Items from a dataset

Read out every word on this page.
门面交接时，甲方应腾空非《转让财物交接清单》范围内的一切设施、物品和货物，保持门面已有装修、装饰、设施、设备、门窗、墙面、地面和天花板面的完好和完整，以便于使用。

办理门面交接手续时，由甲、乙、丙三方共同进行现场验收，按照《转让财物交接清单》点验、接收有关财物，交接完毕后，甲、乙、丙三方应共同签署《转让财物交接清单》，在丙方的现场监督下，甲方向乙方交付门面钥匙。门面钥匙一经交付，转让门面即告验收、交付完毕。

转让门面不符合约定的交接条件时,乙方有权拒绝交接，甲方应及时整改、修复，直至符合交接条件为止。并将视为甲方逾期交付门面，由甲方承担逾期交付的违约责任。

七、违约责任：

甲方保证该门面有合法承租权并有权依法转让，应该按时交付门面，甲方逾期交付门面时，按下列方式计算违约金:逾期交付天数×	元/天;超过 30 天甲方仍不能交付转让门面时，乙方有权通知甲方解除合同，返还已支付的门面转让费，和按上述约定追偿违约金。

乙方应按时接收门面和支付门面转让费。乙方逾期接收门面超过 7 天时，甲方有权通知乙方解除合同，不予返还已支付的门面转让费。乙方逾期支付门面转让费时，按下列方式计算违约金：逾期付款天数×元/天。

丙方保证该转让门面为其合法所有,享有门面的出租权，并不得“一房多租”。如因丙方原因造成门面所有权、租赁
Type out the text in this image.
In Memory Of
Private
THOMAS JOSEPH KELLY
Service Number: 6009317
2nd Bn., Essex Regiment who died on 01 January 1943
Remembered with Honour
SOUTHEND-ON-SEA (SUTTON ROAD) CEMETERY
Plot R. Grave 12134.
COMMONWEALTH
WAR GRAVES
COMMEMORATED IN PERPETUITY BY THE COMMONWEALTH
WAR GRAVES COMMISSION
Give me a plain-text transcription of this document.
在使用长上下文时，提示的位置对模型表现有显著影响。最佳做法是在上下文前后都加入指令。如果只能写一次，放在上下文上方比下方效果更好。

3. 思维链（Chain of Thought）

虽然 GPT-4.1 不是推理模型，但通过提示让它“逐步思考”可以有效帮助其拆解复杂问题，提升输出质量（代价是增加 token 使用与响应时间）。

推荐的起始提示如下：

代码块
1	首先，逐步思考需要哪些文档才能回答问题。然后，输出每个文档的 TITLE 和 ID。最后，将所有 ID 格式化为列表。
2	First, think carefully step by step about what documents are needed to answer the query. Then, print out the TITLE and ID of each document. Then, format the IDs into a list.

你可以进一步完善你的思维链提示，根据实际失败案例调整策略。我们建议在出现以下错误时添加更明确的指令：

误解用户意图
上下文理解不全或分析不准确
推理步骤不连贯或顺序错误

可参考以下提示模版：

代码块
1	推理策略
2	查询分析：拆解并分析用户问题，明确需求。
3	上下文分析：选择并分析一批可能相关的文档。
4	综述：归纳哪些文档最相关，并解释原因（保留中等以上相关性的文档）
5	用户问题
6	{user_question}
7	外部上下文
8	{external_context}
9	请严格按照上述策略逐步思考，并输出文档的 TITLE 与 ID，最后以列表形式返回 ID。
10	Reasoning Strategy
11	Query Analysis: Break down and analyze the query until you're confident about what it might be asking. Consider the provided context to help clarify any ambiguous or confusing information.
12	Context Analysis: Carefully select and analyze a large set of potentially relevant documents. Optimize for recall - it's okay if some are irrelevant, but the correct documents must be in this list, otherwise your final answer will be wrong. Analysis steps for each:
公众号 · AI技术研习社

- [Required work] Quote every entry exactly.

- [Response to this task]
Read out every word on this page.
门面交接时，甲方应腾空非《转让财物交接清单》范围内的一切设施、物品和货物，保持门面已有装修、装饰、设施、设备、门窗、墙面、地面和天花板面的完好和完整，以便于使用。

办理门面交接手续时，由甲、乙、丙三方共同进行现场验收，按照《转让财物交接清单》点验、接收有关财物，交接完毕后，甲、乙、丙三方应共同签署《转让财物交接清单》，在丙方的现场监督下，甲方向乙方交付门面钥匙。门面钥匙一经交付，转让门面即告验收、交付完毕。

转让门面不符合约定的交接条件时,乙方有权拒绝交接，甲方应及时整改、修复，直至符合交接条件为止。并将视为甲方逾期交付门面，由甲方承担逾期交付的违约责任。

七、违约责任：

甲方保证该门面有合法承租权并有权依法转让，应该按时交付门面，甲方逾期交付门面时，按下列方式计算违约金:逾期交付天数×	元/天;超过 30 天甲方仍不能交付转让门面时，乙方有权通知甲方解除合同，返还已支付的门面转让费，和按上述约定追偿违约金。

乙方应按时接收门面和支付门面转让费。乙方逾期接收门面超过 7 天时，甲方有权通知乙方解除合同，不予返还已支付的门面转让费。乙方逾期支付门面转让费时，按下列方式计算违约金：逾期付款天数×元/天。

丙方保证该转让门面为其合法所有,享有门面的出租权，并不得“一房多租”。如因丙方原因造成门面所有权、租赁
Type out the text in this image.
In Memory Of
Private
THOMAS JOSEPH KELLY
Service Number: 6009317
2nd Bn., Essex Regiment who died on 01 January 1943
Remembered with Honour
SOUTHEND-ON-SEA (SUTTON ROAD) CEMETERY
Plot R. Grave 12134.
COMMONWEALTH
WAR GRAVES
COMMEMORATED IN PERPETUITY BY THE COMMONWEALTH
WAR GRAVES COMMISSION
Give me a plain-text transcription of this document.
在使用长上下文时，提示的位置对模型表现有显著影响。最佳做法是在上下文前后都加入指令。如果只能写一次，放在上下文上方比下方效果更好。

3. 思维链（Chain of Thought）

虽然 GPT-4.1 不是推理模型，但通过提示让它“逐步思考”可以有效帮助其拆解复杂问题，提升输出质量（代价是增加 token 使用与响应时间）。

推荐的起始提示如下：

代码块
1	首先，逐步思考需要哪些文档才能回答问题。然后，输出每个文档的 TITLE 和 ID。最后，将所有 ID 格式化为列表。
2	First, think carefully step by step about what documents are needed to answer the query. Then, print out the TITLE and ID of each document. Then, format the IDs into a list.

你可以进一步完善你的思维链提示，根据实际失败案例调整策略。我们建议在出现以下错误时添加更明确的指令：

误解用户意图
上下文理解不全或分析不准确
推理步骤不连贯或顺序错误

可参考以下提示模版：

代码块
1	推理策略
2	查询分析：拆解并分析用户问题，明确需求。
3	上下文分析：选择并分析一批可能相关的文档。
4	综述：归纳哪些文档最相关，并解释原因（保留中等以上相关性的文档）
5	用户问题
6	{user_question}
7	外部上下文
8	{external_context}
9	请严格按照上述策略逐步思考，并输出文档的 TITLE 与 ID，最后以列表形式返回 ID。
10	Reasoning Strategy
11	Query Analysis: Break down and analyze the query until you're confident about what it might be asking. Consider the provided context to help clarify any ambiguous or confusing information.
12	Context Analysis: Carefully select and analyze a large set of potentially relevant documents. Optimize for recall - it's okay if some are irrelevant, but the correct documents must be in this list, otherwise your final answer will be wrong. Analysis steps for each:
公众号 · AI技术研习社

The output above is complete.